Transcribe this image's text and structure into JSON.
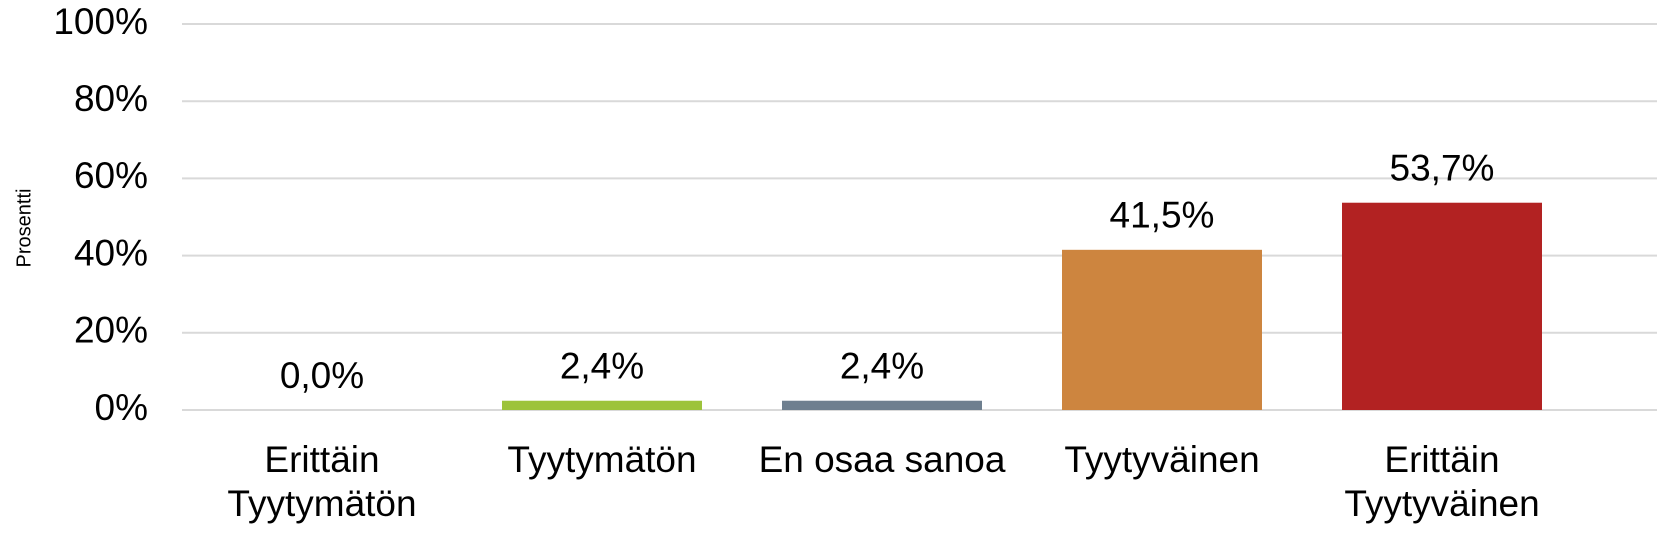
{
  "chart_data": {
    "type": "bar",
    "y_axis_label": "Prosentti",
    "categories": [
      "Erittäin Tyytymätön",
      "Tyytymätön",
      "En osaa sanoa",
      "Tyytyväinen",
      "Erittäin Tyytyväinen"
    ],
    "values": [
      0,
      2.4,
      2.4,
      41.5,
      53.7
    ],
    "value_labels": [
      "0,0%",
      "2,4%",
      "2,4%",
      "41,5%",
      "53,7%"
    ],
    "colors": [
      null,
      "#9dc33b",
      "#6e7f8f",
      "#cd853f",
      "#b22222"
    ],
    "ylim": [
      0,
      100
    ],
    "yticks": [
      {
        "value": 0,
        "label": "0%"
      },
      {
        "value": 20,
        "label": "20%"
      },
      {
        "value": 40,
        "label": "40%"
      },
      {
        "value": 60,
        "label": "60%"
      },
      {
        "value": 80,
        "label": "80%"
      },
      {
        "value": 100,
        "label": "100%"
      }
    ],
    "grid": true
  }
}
────────────────
What you will do - Extract every line that has the string "Tyytyväinen" in it.

Output for this exercise -
      "Tyytyväinen",
      "Erittäin Tyytyväinen"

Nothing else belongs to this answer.